Prompt:
Collect each line containing "text".

START Records supplied

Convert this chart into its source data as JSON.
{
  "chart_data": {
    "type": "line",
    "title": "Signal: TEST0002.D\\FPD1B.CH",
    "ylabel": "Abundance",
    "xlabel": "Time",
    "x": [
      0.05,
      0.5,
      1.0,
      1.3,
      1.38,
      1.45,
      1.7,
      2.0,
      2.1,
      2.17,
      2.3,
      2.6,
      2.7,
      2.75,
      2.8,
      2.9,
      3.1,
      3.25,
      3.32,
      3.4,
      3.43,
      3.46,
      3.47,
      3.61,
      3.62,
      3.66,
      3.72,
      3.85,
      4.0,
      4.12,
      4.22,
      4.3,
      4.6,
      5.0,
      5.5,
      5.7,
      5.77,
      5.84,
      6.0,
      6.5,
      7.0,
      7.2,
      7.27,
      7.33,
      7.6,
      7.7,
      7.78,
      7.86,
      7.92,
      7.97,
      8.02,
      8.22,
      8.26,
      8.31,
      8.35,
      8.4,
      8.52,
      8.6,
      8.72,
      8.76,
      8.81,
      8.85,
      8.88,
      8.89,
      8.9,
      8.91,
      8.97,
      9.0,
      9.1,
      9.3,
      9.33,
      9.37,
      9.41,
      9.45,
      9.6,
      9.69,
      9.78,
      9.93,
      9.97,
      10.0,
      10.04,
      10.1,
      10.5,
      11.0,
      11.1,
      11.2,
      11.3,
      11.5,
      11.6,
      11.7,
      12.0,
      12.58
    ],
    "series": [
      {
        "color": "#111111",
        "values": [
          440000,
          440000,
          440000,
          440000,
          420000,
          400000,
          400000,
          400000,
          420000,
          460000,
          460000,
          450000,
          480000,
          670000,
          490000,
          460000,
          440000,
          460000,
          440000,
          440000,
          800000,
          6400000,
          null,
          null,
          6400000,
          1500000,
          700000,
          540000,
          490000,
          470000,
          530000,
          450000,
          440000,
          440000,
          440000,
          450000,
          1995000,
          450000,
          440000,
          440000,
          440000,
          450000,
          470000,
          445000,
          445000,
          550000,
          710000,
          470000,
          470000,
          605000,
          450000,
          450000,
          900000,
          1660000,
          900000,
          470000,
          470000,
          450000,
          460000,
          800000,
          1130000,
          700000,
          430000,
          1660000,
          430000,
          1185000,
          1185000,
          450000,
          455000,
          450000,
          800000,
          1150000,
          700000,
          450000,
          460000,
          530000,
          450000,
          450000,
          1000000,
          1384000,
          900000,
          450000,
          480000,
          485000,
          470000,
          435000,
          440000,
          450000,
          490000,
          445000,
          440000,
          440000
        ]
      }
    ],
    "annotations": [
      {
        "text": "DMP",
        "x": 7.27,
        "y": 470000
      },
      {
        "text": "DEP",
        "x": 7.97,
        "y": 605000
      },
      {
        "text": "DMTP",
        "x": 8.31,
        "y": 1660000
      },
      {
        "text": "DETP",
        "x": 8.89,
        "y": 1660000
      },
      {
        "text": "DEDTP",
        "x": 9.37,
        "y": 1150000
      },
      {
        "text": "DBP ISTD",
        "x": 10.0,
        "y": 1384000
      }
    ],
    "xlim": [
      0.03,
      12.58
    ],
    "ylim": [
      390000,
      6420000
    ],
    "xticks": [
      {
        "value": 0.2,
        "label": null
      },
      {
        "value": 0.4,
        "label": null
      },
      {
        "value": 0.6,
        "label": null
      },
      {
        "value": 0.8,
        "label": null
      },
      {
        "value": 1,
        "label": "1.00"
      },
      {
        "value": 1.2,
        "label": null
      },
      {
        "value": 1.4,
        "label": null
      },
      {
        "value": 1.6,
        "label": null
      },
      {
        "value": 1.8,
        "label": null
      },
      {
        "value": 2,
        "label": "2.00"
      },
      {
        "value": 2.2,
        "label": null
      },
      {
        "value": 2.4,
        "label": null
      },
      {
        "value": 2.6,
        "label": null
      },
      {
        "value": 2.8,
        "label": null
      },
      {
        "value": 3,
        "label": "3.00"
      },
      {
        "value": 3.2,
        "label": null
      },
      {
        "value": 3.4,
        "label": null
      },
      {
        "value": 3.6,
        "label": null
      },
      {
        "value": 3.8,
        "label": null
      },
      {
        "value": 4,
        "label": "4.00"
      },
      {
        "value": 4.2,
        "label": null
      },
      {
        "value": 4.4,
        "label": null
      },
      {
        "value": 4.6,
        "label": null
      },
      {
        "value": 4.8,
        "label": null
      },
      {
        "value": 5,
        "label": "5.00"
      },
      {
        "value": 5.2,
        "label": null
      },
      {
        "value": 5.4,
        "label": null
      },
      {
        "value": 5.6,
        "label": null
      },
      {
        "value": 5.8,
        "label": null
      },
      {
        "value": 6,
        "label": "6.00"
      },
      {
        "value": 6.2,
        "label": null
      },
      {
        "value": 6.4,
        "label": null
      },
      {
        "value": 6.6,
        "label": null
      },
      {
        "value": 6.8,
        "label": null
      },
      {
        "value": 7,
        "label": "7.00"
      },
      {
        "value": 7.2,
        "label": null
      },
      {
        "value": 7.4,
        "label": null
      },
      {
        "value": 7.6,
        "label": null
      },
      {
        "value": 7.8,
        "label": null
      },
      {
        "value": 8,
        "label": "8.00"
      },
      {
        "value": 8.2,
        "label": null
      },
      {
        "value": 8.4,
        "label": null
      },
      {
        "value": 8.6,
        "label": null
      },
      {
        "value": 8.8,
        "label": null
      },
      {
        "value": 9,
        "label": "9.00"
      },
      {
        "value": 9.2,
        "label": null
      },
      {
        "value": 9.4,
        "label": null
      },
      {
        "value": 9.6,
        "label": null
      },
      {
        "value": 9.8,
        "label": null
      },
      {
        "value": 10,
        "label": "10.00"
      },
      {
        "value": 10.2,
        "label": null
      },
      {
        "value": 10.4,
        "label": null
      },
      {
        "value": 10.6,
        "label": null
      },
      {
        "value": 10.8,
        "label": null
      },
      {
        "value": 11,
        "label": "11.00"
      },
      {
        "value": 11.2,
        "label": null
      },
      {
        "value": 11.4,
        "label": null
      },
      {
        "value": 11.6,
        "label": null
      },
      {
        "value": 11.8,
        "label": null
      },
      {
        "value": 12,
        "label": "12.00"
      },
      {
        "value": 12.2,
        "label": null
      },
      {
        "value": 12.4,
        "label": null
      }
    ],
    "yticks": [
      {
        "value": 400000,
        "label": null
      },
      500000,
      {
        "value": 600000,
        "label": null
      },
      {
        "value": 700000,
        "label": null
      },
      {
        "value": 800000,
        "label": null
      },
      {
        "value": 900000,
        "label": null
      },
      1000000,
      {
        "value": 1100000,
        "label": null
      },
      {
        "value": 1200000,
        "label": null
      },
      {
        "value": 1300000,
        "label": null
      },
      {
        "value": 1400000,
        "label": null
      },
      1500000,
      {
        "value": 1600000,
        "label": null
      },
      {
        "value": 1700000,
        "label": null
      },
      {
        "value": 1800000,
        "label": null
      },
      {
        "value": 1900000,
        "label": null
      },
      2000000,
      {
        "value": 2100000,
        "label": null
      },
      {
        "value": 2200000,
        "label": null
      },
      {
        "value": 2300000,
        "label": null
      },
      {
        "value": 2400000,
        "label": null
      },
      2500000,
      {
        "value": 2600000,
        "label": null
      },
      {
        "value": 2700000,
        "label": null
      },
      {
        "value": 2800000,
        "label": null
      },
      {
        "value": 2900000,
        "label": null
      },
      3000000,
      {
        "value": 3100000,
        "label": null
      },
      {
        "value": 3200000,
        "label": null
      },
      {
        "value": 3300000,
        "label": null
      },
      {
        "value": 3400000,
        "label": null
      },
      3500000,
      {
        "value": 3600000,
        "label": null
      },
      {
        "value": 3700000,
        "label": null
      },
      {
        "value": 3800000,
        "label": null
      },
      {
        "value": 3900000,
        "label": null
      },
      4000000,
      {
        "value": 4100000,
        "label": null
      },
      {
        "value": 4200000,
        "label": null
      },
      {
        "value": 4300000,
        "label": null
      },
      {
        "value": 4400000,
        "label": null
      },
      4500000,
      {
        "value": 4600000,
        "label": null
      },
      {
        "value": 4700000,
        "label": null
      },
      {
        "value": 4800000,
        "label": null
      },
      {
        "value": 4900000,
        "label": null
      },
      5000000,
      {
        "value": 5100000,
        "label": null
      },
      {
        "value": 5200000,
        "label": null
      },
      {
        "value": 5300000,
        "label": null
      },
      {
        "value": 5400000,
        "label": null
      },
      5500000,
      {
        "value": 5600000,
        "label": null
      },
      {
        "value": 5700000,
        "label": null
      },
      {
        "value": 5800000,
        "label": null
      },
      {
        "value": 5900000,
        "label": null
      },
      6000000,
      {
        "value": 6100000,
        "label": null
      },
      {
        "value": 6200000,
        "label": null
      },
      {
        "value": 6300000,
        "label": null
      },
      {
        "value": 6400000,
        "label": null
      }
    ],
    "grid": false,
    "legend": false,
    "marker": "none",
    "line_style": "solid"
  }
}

END Records supplied

Task result:
        "text": "DMP",
        "text": "DEP",
        "text": "DMTP",
        "text": "DETP",
        "text": "DEDTP",
        "text": "DBP ISTD",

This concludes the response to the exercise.